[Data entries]
--- --- ---
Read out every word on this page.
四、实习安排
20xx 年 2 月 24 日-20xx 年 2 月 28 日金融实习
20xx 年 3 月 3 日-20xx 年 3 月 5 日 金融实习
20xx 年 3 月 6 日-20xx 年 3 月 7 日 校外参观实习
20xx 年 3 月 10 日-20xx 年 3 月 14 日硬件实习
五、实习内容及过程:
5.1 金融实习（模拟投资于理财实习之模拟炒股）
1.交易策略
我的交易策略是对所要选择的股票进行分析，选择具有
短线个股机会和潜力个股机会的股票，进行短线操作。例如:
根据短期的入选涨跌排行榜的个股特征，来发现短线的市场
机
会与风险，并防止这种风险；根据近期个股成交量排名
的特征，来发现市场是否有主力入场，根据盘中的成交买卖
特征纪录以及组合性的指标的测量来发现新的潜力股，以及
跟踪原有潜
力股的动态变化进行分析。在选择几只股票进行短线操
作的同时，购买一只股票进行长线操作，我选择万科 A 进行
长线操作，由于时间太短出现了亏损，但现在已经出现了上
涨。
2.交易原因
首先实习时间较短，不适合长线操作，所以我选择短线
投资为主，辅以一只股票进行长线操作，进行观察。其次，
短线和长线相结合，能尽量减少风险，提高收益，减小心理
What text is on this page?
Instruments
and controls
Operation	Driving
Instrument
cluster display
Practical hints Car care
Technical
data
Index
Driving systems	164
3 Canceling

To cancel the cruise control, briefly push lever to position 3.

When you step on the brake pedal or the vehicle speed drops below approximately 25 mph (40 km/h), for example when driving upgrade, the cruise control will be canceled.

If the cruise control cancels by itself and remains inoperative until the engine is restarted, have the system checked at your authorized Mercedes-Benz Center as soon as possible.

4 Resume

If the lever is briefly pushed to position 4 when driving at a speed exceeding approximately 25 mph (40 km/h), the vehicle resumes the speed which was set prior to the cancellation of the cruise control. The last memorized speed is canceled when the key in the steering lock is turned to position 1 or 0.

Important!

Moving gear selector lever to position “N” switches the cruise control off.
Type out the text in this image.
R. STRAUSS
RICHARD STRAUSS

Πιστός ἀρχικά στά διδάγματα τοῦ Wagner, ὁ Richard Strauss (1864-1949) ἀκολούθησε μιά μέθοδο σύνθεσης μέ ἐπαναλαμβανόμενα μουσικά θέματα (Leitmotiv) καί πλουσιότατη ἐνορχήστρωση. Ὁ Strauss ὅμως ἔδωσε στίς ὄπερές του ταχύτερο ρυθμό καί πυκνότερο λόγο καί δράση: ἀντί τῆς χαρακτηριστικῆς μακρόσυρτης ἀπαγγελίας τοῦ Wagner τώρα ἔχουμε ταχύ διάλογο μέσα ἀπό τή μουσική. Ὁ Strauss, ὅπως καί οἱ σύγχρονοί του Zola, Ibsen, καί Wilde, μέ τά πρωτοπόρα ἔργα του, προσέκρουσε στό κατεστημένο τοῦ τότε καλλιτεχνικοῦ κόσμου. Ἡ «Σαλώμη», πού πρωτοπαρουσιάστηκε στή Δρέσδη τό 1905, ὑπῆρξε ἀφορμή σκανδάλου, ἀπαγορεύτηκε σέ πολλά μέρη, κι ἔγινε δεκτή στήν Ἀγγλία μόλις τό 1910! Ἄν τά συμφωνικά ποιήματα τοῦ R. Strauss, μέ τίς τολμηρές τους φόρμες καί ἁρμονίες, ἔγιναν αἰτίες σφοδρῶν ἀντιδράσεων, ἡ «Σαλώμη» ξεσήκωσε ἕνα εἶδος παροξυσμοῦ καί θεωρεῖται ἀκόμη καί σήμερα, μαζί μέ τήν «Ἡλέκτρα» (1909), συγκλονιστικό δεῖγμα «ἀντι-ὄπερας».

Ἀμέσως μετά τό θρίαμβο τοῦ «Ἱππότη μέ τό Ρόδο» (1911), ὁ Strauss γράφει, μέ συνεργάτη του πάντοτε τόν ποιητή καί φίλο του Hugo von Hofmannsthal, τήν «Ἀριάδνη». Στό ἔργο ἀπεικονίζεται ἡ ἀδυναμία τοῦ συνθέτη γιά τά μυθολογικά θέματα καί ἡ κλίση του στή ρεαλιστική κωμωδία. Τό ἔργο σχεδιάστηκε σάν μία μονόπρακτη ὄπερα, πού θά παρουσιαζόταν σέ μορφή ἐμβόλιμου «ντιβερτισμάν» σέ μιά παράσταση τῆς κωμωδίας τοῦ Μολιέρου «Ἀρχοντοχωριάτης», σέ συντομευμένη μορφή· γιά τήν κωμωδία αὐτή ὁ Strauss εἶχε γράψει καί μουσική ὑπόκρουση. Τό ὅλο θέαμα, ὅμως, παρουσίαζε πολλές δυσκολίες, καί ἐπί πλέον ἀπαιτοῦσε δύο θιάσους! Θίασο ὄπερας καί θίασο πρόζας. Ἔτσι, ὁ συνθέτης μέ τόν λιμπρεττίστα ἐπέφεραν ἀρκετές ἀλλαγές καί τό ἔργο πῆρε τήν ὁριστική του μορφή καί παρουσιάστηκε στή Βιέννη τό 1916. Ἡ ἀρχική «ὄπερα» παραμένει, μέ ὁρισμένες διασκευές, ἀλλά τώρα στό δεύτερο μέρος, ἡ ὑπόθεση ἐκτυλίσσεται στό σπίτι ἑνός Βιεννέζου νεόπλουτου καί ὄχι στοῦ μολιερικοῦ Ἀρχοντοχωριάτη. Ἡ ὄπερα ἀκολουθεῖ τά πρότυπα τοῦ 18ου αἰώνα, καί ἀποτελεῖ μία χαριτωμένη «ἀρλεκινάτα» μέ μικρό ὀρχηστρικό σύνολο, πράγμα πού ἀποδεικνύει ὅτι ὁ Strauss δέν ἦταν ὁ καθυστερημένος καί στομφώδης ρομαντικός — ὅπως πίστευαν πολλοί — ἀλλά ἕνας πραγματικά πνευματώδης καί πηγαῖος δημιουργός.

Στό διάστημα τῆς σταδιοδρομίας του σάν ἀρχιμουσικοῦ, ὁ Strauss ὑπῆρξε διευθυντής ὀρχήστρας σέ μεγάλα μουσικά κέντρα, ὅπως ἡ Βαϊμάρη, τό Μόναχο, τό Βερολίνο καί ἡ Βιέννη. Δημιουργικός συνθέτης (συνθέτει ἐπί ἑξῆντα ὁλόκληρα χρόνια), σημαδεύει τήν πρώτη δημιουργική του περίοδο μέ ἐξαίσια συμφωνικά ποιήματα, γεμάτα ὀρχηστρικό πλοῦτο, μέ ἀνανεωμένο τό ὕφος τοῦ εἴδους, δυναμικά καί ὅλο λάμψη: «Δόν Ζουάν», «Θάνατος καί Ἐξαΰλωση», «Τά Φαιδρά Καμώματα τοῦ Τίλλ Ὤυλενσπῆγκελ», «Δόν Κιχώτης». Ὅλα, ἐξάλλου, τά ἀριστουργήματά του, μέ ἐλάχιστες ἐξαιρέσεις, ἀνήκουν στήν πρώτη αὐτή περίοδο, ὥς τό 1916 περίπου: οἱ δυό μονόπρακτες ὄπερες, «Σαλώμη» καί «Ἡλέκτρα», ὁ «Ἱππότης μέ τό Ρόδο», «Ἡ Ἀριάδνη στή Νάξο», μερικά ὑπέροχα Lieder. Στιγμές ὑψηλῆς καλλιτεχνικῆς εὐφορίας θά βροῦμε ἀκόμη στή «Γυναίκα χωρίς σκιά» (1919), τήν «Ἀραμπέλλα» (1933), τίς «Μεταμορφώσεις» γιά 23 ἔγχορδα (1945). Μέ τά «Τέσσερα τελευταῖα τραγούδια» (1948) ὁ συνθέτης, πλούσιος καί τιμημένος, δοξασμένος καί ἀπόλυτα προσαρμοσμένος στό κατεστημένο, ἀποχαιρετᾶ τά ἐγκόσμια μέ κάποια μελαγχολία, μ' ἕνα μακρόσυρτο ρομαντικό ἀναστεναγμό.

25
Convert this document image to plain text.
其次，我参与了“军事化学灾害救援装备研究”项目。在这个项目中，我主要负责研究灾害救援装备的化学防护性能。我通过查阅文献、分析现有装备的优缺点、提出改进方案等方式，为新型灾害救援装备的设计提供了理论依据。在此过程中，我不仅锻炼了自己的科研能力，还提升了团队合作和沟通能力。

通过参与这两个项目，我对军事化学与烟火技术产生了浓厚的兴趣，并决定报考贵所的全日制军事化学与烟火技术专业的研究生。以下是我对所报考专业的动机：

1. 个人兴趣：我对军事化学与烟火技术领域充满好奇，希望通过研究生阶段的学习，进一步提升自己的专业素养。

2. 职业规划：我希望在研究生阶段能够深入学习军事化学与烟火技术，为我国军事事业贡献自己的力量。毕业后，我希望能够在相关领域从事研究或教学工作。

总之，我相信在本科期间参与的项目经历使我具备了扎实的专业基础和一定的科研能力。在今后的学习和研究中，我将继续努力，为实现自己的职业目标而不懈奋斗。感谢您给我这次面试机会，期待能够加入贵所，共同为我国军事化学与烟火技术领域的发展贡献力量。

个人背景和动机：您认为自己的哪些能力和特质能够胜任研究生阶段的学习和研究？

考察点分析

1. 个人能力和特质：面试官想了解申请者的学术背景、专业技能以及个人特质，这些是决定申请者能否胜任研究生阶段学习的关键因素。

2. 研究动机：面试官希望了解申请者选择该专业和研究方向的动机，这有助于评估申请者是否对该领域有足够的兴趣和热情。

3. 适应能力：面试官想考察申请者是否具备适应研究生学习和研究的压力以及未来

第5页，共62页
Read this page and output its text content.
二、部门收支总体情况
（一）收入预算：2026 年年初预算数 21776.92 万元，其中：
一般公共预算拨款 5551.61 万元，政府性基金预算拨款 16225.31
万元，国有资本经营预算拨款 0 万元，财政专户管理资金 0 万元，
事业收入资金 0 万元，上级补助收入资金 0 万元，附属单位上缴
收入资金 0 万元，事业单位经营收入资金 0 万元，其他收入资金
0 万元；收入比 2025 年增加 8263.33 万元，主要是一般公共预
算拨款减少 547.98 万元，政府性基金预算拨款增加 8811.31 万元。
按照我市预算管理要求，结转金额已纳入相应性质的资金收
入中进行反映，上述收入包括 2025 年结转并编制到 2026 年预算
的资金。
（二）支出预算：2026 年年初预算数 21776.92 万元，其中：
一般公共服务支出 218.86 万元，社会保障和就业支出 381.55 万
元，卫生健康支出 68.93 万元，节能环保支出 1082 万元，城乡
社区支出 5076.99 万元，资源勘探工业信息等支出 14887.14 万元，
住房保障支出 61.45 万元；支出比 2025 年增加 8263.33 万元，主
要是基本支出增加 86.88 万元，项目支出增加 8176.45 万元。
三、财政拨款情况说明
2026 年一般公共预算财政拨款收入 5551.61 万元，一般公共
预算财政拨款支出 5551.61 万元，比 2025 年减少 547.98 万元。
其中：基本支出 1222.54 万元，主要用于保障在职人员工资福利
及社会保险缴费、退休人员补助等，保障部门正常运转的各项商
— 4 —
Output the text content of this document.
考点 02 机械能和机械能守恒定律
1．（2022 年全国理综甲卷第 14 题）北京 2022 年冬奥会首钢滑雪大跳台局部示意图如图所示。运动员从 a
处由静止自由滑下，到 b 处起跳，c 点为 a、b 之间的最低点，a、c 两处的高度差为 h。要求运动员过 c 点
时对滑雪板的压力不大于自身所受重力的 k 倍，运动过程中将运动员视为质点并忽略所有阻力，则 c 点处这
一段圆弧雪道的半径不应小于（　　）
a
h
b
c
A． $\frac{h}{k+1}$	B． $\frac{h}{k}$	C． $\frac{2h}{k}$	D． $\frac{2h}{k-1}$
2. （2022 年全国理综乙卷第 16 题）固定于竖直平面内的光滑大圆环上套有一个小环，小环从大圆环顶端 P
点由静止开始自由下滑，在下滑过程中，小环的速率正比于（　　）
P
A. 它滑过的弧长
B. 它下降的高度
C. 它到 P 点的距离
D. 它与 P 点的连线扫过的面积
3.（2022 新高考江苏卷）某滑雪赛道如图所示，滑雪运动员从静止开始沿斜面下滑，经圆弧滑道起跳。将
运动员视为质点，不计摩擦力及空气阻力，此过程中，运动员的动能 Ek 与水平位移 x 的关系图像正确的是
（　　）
--- --- ---
THE PROBLEM: Extract every line above containing the word "cruise".

CORRECT OUTPUT:
To cancel the cruise control, briefly push lever to position 3.
When you step on the brake pedal or the vehicle speed drops below approximately 25 mph (40 km/h), for example when driving upgrade, the cruise control will be canceled.
If the cruise control cancels by itself and remains inoperative until the engine is restarted, have the system checked at your authorized Mercedes-Benz Center as soon as possible.
If the lever is briefly pushed to position 4 when driving at a speed exceeding approximately 25 mph (40 km/h), the vehicle resumes the speed which was set prior to the cancellation of the cruise control. The last memorized speed is canceled when the key in the steering lock is turned to position 1 or 0.
Moving gear selector lever to position “N” switches the cruise control off.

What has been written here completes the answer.